Problem
Repeat the material in full. Keep every line exactly as it is.

Stored rows

= = = = =

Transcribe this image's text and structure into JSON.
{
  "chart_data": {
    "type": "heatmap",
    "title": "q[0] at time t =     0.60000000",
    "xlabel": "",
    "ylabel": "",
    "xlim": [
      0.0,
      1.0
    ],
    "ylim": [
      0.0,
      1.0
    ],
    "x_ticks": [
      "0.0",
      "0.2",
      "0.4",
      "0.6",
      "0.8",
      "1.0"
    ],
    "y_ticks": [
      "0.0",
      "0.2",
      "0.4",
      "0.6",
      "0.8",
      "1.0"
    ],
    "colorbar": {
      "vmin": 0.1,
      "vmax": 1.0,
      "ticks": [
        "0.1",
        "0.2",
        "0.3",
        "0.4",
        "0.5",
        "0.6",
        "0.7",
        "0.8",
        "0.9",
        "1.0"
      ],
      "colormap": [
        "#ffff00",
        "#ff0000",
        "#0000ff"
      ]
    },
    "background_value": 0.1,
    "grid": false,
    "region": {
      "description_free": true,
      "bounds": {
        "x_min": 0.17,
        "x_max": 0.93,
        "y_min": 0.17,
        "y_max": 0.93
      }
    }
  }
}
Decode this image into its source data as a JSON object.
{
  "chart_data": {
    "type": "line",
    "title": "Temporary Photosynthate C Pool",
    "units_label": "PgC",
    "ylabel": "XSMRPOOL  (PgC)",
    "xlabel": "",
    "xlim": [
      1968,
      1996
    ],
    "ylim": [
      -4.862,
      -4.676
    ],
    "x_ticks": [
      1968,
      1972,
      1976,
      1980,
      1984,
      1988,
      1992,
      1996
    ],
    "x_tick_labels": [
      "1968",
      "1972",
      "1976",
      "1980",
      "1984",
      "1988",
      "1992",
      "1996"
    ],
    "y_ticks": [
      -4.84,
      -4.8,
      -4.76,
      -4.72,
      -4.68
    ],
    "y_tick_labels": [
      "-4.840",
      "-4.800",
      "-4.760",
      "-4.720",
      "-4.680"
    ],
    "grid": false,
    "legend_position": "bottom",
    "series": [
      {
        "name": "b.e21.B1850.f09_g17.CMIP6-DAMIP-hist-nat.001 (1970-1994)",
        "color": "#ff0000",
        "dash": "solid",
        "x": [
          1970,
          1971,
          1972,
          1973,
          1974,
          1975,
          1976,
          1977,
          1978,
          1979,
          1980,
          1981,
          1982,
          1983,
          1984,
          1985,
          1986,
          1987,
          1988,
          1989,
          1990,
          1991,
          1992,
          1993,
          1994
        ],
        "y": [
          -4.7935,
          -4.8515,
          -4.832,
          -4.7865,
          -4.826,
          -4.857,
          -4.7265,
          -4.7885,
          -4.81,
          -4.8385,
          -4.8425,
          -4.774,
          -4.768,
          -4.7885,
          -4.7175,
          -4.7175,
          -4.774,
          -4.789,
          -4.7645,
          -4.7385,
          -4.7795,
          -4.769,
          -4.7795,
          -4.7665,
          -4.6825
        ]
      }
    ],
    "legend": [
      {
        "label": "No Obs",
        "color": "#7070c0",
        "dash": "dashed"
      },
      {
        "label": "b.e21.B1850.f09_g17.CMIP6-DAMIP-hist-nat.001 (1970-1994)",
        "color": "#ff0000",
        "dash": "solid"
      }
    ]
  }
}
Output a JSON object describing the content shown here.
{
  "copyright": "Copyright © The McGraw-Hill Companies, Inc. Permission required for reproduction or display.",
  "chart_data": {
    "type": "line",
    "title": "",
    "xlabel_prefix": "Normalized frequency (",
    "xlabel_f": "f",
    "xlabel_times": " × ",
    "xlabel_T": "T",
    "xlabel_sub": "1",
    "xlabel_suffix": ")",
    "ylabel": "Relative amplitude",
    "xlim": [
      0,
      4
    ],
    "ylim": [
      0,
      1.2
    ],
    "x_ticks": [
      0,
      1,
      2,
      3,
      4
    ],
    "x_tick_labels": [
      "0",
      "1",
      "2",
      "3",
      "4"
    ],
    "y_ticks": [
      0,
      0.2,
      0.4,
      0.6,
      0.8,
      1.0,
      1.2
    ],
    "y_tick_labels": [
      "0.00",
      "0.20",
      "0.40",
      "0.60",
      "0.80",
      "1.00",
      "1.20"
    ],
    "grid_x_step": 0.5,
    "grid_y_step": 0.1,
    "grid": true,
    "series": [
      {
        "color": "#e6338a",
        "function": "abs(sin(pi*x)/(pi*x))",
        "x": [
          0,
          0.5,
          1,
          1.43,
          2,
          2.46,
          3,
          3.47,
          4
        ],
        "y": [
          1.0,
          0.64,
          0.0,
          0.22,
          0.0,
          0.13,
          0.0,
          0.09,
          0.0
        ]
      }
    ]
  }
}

= = = = =

Complete response
Transcribe this image's text and structure into JSON.
{
  "chart_data": {
    "type": "heatmap",
    "title": "q[0] at time t =     0.60000000",
    "xlabel": "",
    "ylabel": "",
    "xlim": [
      0.0,
      1.0
    ],
    "ylim": [
      0.0,
      1.0
    ],
    "x_ticks": [
      "0.0",
      "0.2",
      "0.4",
      "0.6",
      "0.8",
      "1.0"
    ],
    "y_ticks": [
      "0.0",
      "0.2",
      "0.4",
      "0.6",
      "0.8",
      "1.0"
    ],
    "colorbar": {
      "vmin": 0.1,
      "vmax": 1.0,
      "ticks": [
        "0.1",
        "0.2",
        "0.3",
        "0.4",
        "0.5",
        "0.6",
        "0.7",
        "0.8",
        "0.9",
        "1.0"
      ],
      "colormap": [
        "#ffff00",
        "#ff0000",
        "#0000ff"
      ]
    },
    "background_value": 0.1,
    "grid": false,
    "region": {
      "description_free": true,
      "bounds": {
        "x_min": 0.17,
        "x_max": 0.93,
        "y_min": 0.17,
        "y_max": 0.93
      }
    }
  }
}
Decode this image into its source data as a JSON object.
{
  "chart_data": {
    "type": "line",
    "title": "Temporary Photosynthate C Pool",
    "units_label": "PgC",
    "ylabel": "XSMRPOOL  (PgC)",
    "xlabel": "",
    "xlim": [
      1968,
      1996
    ],
    "ylim": [
      -4.862,
      -4.676
    ],
    "x_ticks": [
      1968,
      1972,
      1976,
      1980,
      1984,
      1988,
      1992,
      1996
    ],
    "x_tick_labels": [
      "1968",
      "1972",
      "1976",
      "1980",
      "1984",
      "1988",
      "1992",
      "1996"
    ],
    "y_ticks": [
      -4.84,
      -4.8,
      -4.76,
      -4.72,
      -4.68
    ],
    "y_tick_labels": [
      "-4.840",
      "-4.800",
      "-4.760",
      "-4.720",
      "-4.680"
    ],
    "grid": false,
    "legend_position": "bottom",
    "series": [
      {
        "name": "b.e21.B1850.f09_g17.CMIP6-DAMIP-hist-nat.001 (1970-1994)",
        "color": "#ff0000",
        "dash": "solid",
        "x": [
          1970,
          1971,
          1972,
          1973,
          1974,
          1975,
          1976,
          1977,
          1978,
          1979,
          1980,
          1981,
          1982,
          1983,
          1984,
          1985,
          1986,
          1987,
          1988,
          1989,
          1990,
          1991,
          1992,
          1993,
          1994
        ],
        "y": [
          -4.7935,
          -4.8515,
          -4.832,
          -4.7865,
          -4.826,
          -4.857,
          -4.7265,
          -4.7885,
          -4.81,
          -4.8385,
          -4.8425,
          -4.774,
          -4.768,
          -4.7885,
          -4.7175,
          -4.7175,
          -4.774,
          -4.789,
          -4.7645,
          -4.7385,
          -4.7795,
          -4.769,
          -4.7795,
          -4.7665,
          -4.6825
        ]
      }
    ],
    "legend": [
      {
        "label": "No Obs",
        "color": "#7070c0",
        "dash": "dashed"
      },
      {
        "label": "b.e21.B1850.f09_g17.CMIP6-DAMIP-hist-nat.001 (1970-1994)",
        "color": "#ff0000",
        "dash": "solid"
      }
    ]
  }
}
Output a JSON object describing the content shown here.
{
  "copyright": "Copyright © The McGraw-Hill Companies, Inc. Permission required for reproduction or display.",
  "chart_data": {
    "type": "line",
    "title": "",
    "xlabel_prefix": "Normalized frequency (",
    "xlabel_f": "f",
    "xlabel_times": " × ",
    "xlabel_T": "T",
    "xlabel_sub": "1",
    "xlabel_suffix": ")",
    "ylabel": "Relative amplitude",
    "xlim": [
      0,
      4
    ],
    "ylim": [
      0,
      1.2
    ],
    "x_ticks": [
      0,
      1,
      2,
      3,
      4
    ],
    "x_tick_labels": [
      "0",
      "1",
      "2",
      "3",
      "4"
    ],
    "y_ticks": [
      0,
      0.2,
      0.4,
      0.6,
      0.8,
      1.0,
      1.2
    ],
    "y_tick_labels": [
      "0.00",
      "0.20",
      "0.40",
      "0.60",
      "0.80",
      "1.00",
      "1.20"
    ],
    "grid_x_step": 0.5,
    "grid_y_step": 0.1,
    "grid": true,
    "series": [
      {
        "color": "#e6338a",
        "function": "abs(sin(pi*x)/(pi*x))",
        "x": [
          0,
          0.5,
          1,
          1.43,
          2,
          2.46,
          3,
          3.47,
          4
        ],
        "y": [
          1.0,
          0.64,
          0.0,
          0.22,
          0.0,
          0.13,
          0.0,
          0.09,
          0.0
        ]
      }
    ]
  }
}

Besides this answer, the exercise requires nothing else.